◆ **Given request**: Every line below that includes "Paranaíba" counts toward the total. Report that total alone.

----

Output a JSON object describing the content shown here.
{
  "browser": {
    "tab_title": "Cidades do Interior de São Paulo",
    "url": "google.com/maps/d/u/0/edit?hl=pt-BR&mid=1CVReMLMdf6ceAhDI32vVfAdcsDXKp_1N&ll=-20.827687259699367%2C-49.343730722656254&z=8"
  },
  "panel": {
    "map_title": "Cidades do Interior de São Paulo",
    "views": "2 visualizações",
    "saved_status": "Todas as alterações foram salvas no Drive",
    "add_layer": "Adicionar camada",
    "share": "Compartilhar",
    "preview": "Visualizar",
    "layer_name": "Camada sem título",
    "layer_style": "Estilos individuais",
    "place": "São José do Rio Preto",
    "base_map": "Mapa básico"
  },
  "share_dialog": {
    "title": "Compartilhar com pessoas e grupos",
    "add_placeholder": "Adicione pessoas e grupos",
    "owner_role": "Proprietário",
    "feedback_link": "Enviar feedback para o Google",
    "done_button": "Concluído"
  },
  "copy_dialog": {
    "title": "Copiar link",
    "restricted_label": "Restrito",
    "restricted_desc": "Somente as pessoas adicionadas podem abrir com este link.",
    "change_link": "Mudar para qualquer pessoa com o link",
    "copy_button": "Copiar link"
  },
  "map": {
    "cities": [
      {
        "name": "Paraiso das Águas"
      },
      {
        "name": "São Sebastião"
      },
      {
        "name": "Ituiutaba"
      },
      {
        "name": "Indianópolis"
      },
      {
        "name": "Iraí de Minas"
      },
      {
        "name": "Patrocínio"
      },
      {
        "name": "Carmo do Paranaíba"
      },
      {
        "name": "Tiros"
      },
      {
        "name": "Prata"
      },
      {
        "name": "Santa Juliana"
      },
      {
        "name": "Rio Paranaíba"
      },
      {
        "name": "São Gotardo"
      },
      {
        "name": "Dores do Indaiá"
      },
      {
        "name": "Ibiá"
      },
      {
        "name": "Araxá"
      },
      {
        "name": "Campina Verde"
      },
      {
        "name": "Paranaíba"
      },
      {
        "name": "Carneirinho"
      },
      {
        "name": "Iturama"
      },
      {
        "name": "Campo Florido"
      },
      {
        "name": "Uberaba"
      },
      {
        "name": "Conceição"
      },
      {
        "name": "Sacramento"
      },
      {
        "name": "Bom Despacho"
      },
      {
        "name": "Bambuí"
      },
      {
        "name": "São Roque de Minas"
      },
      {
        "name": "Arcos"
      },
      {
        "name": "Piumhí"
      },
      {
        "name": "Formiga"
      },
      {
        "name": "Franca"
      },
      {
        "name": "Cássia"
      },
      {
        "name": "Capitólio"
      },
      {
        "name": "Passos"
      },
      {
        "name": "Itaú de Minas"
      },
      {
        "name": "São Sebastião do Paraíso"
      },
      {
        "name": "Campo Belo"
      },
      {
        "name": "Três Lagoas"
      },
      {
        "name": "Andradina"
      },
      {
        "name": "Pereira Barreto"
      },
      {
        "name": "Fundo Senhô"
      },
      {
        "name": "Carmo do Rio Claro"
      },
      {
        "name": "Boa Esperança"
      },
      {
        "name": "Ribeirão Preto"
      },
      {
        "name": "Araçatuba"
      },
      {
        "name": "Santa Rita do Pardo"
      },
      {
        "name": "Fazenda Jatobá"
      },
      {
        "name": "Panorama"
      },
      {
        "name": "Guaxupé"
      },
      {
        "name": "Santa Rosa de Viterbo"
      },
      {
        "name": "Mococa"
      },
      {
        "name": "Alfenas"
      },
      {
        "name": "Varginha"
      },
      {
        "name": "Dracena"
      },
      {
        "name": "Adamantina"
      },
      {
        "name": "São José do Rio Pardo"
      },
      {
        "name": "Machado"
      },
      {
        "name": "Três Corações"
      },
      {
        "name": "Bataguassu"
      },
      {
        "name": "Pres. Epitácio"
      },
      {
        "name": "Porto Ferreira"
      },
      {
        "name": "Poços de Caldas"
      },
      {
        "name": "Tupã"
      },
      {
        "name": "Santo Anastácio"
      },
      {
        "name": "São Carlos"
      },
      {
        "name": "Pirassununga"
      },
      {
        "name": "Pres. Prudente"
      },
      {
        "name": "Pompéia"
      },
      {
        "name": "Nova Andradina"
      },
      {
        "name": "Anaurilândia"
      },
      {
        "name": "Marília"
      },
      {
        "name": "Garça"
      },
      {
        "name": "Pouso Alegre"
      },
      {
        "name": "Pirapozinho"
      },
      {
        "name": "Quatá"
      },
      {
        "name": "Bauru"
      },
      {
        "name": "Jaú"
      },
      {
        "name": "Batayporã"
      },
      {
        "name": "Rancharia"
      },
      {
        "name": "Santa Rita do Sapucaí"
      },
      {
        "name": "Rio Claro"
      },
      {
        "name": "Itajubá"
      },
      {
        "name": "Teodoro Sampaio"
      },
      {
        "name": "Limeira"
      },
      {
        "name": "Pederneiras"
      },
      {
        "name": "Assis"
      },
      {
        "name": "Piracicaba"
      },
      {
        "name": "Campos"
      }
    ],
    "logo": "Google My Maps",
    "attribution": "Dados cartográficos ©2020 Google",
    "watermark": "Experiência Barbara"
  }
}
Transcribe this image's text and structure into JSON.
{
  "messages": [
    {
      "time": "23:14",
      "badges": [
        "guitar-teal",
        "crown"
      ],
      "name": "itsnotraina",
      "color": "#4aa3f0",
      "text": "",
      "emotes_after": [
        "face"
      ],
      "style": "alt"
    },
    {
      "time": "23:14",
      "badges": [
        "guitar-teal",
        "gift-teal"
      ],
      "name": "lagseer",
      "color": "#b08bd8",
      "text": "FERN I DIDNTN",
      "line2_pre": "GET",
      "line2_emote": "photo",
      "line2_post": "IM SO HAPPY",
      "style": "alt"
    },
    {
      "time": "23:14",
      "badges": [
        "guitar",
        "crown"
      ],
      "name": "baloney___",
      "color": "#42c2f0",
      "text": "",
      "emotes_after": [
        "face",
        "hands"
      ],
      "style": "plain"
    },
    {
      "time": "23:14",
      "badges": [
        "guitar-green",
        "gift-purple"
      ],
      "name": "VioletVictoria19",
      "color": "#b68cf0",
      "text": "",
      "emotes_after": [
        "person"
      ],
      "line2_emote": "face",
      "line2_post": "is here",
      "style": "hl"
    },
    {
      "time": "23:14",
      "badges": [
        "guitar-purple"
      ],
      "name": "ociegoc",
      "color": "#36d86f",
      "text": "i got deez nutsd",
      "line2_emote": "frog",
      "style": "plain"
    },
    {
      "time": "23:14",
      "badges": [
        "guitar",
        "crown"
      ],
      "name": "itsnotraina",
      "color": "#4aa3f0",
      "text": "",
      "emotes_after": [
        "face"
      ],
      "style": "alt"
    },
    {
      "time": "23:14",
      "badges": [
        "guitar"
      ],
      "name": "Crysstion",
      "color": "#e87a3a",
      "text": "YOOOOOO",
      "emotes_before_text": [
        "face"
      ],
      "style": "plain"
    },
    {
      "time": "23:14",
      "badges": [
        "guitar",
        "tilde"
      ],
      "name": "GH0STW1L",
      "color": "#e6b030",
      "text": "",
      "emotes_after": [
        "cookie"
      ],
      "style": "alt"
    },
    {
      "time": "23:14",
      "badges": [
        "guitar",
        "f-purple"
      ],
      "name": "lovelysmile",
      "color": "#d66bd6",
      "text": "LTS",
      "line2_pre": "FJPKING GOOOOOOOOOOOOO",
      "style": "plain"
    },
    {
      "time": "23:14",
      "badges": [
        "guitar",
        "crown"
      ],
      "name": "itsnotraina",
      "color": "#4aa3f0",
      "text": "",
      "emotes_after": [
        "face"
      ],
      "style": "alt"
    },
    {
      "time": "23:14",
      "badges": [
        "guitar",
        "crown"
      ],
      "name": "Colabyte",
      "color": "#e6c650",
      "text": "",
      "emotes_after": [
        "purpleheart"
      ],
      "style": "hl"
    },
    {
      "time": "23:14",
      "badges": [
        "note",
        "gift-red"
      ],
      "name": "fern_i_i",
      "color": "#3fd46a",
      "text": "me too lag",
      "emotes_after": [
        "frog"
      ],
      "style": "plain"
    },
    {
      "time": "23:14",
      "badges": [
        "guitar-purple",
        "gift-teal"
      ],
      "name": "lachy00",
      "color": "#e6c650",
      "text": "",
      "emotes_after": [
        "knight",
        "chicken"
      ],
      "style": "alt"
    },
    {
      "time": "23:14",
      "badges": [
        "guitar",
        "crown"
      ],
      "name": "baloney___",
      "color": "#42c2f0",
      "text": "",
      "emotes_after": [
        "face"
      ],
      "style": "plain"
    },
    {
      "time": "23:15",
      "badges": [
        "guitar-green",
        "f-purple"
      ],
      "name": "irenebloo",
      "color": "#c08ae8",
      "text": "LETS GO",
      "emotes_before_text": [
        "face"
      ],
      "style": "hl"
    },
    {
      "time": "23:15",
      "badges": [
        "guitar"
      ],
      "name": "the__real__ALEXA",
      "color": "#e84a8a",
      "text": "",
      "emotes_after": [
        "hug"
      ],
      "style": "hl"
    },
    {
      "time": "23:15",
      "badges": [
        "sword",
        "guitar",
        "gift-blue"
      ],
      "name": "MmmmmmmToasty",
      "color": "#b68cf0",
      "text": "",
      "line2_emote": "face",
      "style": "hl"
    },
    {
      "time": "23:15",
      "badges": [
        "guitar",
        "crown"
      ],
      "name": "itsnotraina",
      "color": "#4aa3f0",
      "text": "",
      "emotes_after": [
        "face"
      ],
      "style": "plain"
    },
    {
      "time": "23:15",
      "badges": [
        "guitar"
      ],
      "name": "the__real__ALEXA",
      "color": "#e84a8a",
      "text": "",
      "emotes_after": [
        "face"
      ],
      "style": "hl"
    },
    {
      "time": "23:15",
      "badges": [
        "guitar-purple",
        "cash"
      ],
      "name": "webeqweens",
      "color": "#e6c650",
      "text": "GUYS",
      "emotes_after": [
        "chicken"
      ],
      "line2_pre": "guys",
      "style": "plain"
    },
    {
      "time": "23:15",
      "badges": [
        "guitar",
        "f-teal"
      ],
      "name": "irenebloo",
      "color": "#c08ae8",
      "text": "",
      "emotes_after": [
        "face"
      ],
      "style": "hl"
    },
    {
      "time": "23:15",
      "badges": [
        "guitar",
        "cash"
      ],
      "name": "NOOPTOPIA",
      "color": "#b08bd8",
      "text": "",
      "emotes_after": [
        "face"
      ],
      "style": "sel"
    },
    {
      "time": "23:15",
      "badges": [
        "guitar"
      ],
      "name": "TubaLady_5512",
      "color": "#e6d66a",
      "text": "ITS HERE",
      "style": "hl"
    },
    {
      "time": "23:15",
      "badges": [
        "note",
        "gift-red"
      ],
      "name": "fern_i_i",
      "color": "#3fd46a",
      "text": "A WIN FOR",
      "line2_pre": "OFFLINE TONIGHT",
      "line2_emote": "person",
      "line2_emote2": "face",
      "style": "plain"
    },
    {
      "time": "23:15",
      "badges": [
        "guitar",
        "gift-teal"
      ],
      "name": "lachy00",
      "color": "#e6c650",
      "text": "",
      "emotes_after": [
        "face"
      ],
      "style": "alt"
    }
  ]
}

----

◆ **Output for this exercise**: 3